--- START Source ---
6. Do you want the display to be motion-activated? This is especially important if it is an OLED-type of display -- they have a relatively short lifespan and can burn in! I used an RCWL-0516 module to accomplish this, although a PIR sensor is suitable, as well. There is a header on each board for this purpose. (Pro-tip: I've installed a short jumper cable with a dupont-style connector and mounted the RCWL-0516 module into the back side of the front cover of the enclosure. This arrangement distances it from the PCB which allows it to function more reliably.)

Once you have the PCBs and parts in-hand, you're ready to begin building!

Construction

The bill of materials (BoM) for each version of the board contains not only the list of parts, but also the component references -- it can be used to determine what parts go where on the PCB. This (as well as some patience and a steady hand) should be everything you need to complete assembly.

Note that the PCB is designed in a way that it has parts on both sides. Examine it carefully and observe that one side has only small parts while the other side has several larger parts. I highly recommend starting with the side of the board that has only small parts on it. This side has no "heavy" or otherwise particularly large parts on it, so assembling it first will make assembling the side with the larger parts later on much easier. I use and recommend a stencil with solder paste and a hot air soldering station, so having a board that doesn't wobble (much) when it's on the desk is important.

As you're assembling, you'll notice a number of solder jumpers on the board. This is a good point to discuss what they do so you can determine which ones you should bridge and how.

Solder Jumpers: v2/WROOM

• JP1 to JP3: U2 (MCP23017) I2C address selection. These are used to modify the I2C address of the MCP23017. (*See the note below.)
• JP4: Voltage selection for pin 3 of J4. Not connected by default; create a solder bridge to the voltage of your choosing if connecting an external device. Not required for ESP32 programming.
• JP5: J4 pin 6 to ~ESP_RESET aka EN -- connects through C4 to the ~RESET aka EN line of the ESP32 to allow resetting from a connected serial adapter.
• JP6: Connects the ESP32's GPIO26 pin to J4 pin 2.
• JP7: Connects the ESP32's GPIO26 pin to J5 pin 6.
--- END Source ---
--- START Data entries ---
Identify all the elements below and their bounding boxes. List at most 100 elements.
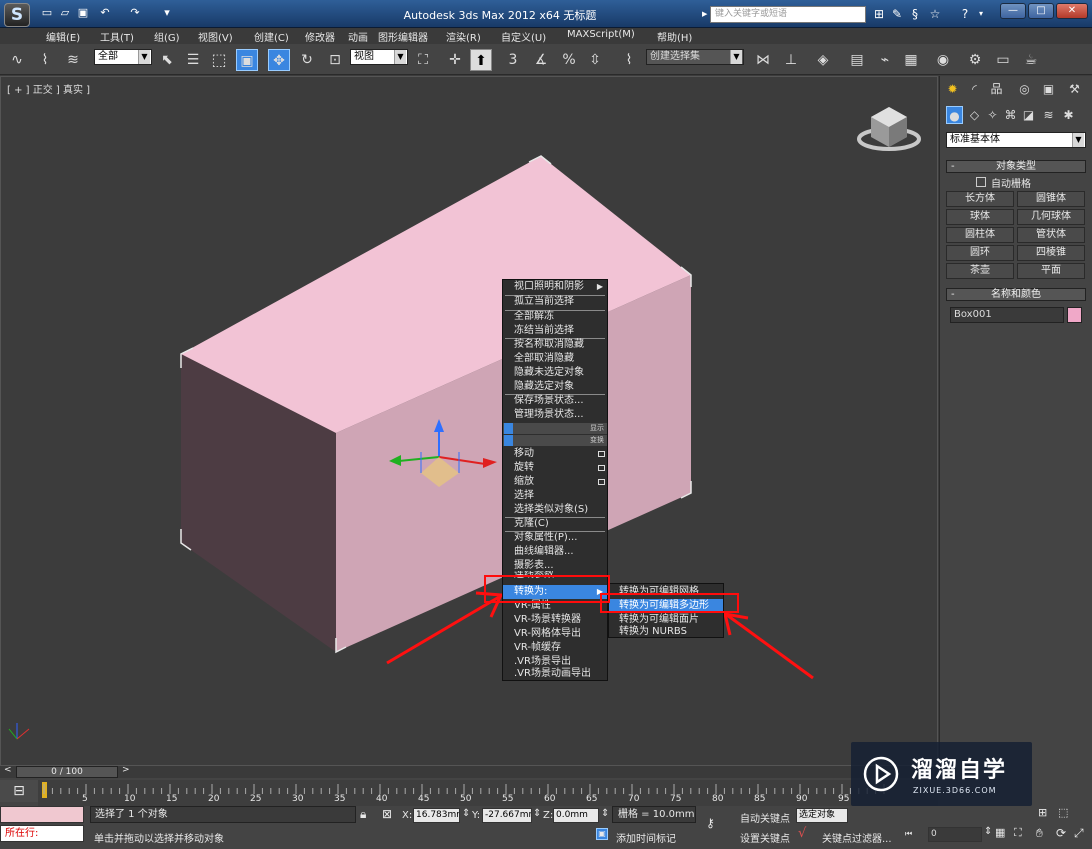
menu-animation[interactable]: 动画 — [348, 29, 368, 44]
maximize-viewport-icon[interactable]: ⤢ — [1074, 826, 1084, 841]
zoom-region-icon[interactable]: ⬚ — [1058, 806, 1068, 819]
menu-unhide-all[interactable]: 全部取消隐藏 — [503, 352, 607, 366]
schematic-view-icon[interactable]: ▦ — [900, 49, 922, 71]
window-crossing-icon[interactable]: ▣ — [236, 49, 258, 71]
rectangle-selection-icon[interactable]: ⬚ — [208, 49, 230, 71]
geometry-type-dropdown[interactable]: 标准基本体 ▼ — [946, 132, 1086, 148]
redo-icon[interactable]: ↷ — [128, 6, 142, 20]
select-and-rotate-icon[interactable]: ↻ — [296, 49, 318, 71]
menu-clone[interactable]: 克隆(C) — [503, 517, 607, 531]
rendered-frame-window-icon[interactable]: ▭ — [992, 49, 1014, 71]
binoculars-icon[interactable]: ⊞ — [870, 6, 888, 22]
menu-vr-mesh-export[interactable]: VR-网格体导出 — [503, 627, 607, 641]
y-coordinate-input[interactable]: -27.667mm — [482, 808, 532, 823]
time-tag-icon[interactable]: ▣ — [596, 828, 608, 840]
tube-button[interactable]: 管状体 — [1017, 227, 1085, 243]
create-tab-icon[interactable]: ✹ — [944, 80, 961, 98]
select-by-name-icon[interactable]: ☰ — [182, 49, 204, 71]
y-spinner-icon[interactable]: ⇕ — [533, 808, 541, 819]
graphite-tools-icon[interactable]: ▤ — [846, 49, 868, 71]
edit-named-selection-icon[interactable]: ⌇ — [618, 49, 640, 71]
new-file-icon[interactable]: ▭ — [40, 6, 54, 20]
z-spinner-icon[interactable]: ⇕ — [601, 808, 609, 819]
time-slider-thumb[interactable]: 0 / 100 — [16, 766, 118, 778]
object-color-swatch[interactable] — [1067, 307, 1082, 323]
material-editor-icon[interactable]: ◉ — [932, 49, 954, 71]
menu-vr-frame-buffer[interactable]: VR-帧缓存 — [503, 641, 607, 655]
shapes-category-icon[interactable]: ◇ — [966, 106, 983, 124]
auto-key-button[interactable]: 自动关键点 — [740, 810, 790, 825]
current-frame-input[interactable]: 0 — [928, 827, 982, 842]
keyboard-shortcut-override-icon[interactable]: ⬆ — [470, 49, 492, 71]
angle-snap-icon[interactable]: ∡ — [530, 49, 552, 71]
orbit-icon[interactable]: ⟳ — [1056, 826, 1066, 840]
selected-mode-dropdown[interactable]: 选定对象 — [796, 808, 848, 823]
set-key-icon[interactable]: ⚷ — [706, 816, 715, 830]
menu-customize[interactable]: 自定义(U) — [501, 29, 546, 44]
reference-coordinate-dropdown[interactable]: 视图 ▼ — [350, 49, 408, 65]
add-time-tag-button[interactable]: 添加时间标记 — [616, 830, 676, 845]
hierarchy-tab-icon[interactable]: 品 — [988, 80, 1005, 98]
settings-box-icon[interactable] — [598, 479, 605, 485]
align-icon[interactable]: ⊥ — [780, 49, 802, 71]
perspective-viewport[interactable]: [ + ] 正交 ] 真实 ] — [0, 76, 938, 766]
cameras-category-icon[interactable]: ⌘ — [1002, 106, 1019, 124]
autogrid-checkbox[interactable] — [976, 177, 986, 187]
menu-viewport-lighting[interactable]: 视口照明和阴影 ▶ — [503, 280, 607, 294]
select-object-icon[interactable]: ⬉ — [156, 49, 178, 71]
name-color-rollout-header[interactable]: - 名称和颜色 — [946, 288, 1086, 301]
snaps-toggle-icon[interactable]: 3 — [502, 49, 524, 71]
x-coordinate-input[interactable]: 16.783mm — [413, 808, 460, 823]
menu-modifiers[interactable]: 修改器 — [305, 29, 335, 44]
time-slider-next-icon[interactable]: > — [122, 765, 130, 775]
lights-category-icon[interactable]: ✧ — [984, 106, 1001, 124]
undo-icon[interactable]: ↶ — [98, 6, 112, 20]
maximize-button[interactable]: □ — [1028, 3, 1054, 19]
plane-button[interactable]: 平面 — [1017, 263, 1085, 279]
time-config-icon[interactable]: ▦ — [995, 826, 1005, 839]
menu-rotate[interactable]: 旋转 — [503, 461, 607, 475]
render-setup-icon[interactable]: ⚙ — [964, 49, 986, 71]
minimize-button[interactable]: — — [1000, 3, 1026, 19]
menu-group[interactable]: 组(G) — [154, 29, 180, 44]
go-to-start-icon[interactable]: ⏮ — [905, 829, 912, 839]
frame-spinner-icon[interactable]: ⇕ — [984, 826, 992, 837]
menu-save-scene-state[interactable]: 保存场景状态... — [503, 394, 607, 408]
select-and-move-icon[interactable]: ✥ — [268, 49, 290, 71]
percent-snap-icon[interactable]: % — [558, 49, 580, 71]
exchange-icon[interactable]: § — [906, 6, 924, 22]
menu-create[interactable]: 创建(C) — [254, 29, 289, 44]
menu-edit[interactable]: 编辑(E) — [46, 29, 80, 44]
menu-select[interactable]: 选择 — [503, 489, 607, 503]
object-type-rollout-header[interactable]: - 对象类型 — [946, 160, 1086, 173]
zoom-extents-all-icon[interactable]: ⊞ — [1038, 806, 1047, 819]
mirror-icon[interactable]: ⋈ — [752, 49, 774, 71]
menu-curve-editor[interactable]: 曲线编辑器... — [503, 545, 607, 559]
menu-manage-scene-states[interactable]: 管理场景状态... — [503, 408, 607, 422]
cone-button[interactable]: 圆锥体 — [1017, 191, 1085, 207]
render-production-icon[interactable]: ☕ — [1020, 49, 1042, 71]
modify-tab-icon[interactable]: ◜ — [966, 80, 983, 98]
sphere-button[interactable]: 球体 — [946, 209, 1014, 225]
menu-tools[interactable]: 工具(T) — [100, 29, 134, 44]
layer-manager-icon[interactable]: ◈ — [812, 49, 834, 71]
utilities-tab-icon[interactable]: ⚒ — [1066, 80, 1083, 98]
unlink-icon[interactable]: ⌇ — [34, 49, 56, 71]
menu-select-similar[interactable]: 选择类似对象(S) — [503, 503, 607, 517]
bind-space-warp-icon[interactable]: ≋ — [62, 49, 84, 71]
menu-unhide-by-name[interactable]: 按名称取消隐藏 — [503, 338, 607, 352]
menu-freeze-selection[interactable]: 冻结当前选择 — [503, 324, 607, 338]
menu-scale[interactable]: 缩放 — [503, 475, 607, 489]
link-icon[interactable]: ∿ — [6, 49, 28, 71]
menu-vr-scene-converter[interactable]: VR-场景转换器 — [503, 613, 607, 627]
x-spinner-icon[interactable]: ⇕ — [462, 808, 470, 819]
spinner-snap-icon[interactable]: ⇳ — [584, 49, 606, 71]
geosphere-button[interactable]: 几何球体 — [1017, 209, 1085, 225]
key-curve-icon[interactable]: √ — [798, 826, 806, 841]
mini-curve-editor-icon[interactable]: ⊟ — [0, 780, 38, 802]
search-input[interactable]: 键入关键字或短语 — [710, 6, 866, 23]
favorites-star-icon[interactable]: ☆ — [926, 6, 944, 22]
set-key-button[interactable]: 设置关键点 — [740, 830, 790, 845]
menu-move[interactable]: 移动 — [503, 447, 607, 461]
pivot-center-icon[interactable]: ⛶ — [412, 49, 434, 71]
--- END Data entries ---
_To be done_
- a) How would you render this sentence from the board-assembly guide in Spanish: "I highly recommend starting with the side of the board that has only small parts on it."
- b) According to the board-assembly guide, why should the side of the PCB with only small parts be assembled first?
- c) Could you carry on with the board-assembly guide from its last line?

_Answers to the exercise_
- a) Recomiendo encarecidamente empezar por el lado de la placa que solo tiene piezas pequeñas.

- b) That side carries no heavy or particularly large parts, so finishing it first makes the side with the larger parts much easier to assemble afterward. When a solder-paste stencil and a hot air station are used, it also matters that the board doesn't wobble much while it sits on the desk.

- c)
• JP8: Voltage selection for U2 (MCP23017). This IC can operate with either 3.3 or 5 volts. Use 5 volts with caution as the interrupt lines may put 5 volts onto the ESP32's GPIO 36 and/or 39 pins! This may cause undefined behavior and/or damage the ESP32. If using 5 volts, these pins must be configured to open drain mode on the MCP23017.
• JP9: U3 (LMR36520) PG to ~ESP_RESET aka EN -- allows the LMR36520 to hold the ESP32 in "reset" state until the power from the buck converter has stabilized.
• JP10: TMP117 Alert to MCP23017 B7. Not used if the TMP117 is not installed.
• JP11: ESP32 GPIO26 to J10, SD_CS pin -- may be used if the SSD1351 is installed and the SD card is to be used.
• JP12: TMP117 A0 -- allows changing the I2C address of the TMP117. (*See the note below.)
• JP13: SD_CD to MCP23017 B6 pin -- may be used if the SSD1351 is installed and the SD card is to be used.
• JP14: DHT22 Q2 Bypass. Shorts the drain and source pins of Q2. This transistor can be used to power-cycle the DHT22 if required by the application (they sometimes stop responding). Not used if the DHT22 is not installed. Note that this transistor could also be used to drive an LED, if required.
• JP15: BME280 A0 -- allows changing the I2C address of the BME280. (*See the note below.)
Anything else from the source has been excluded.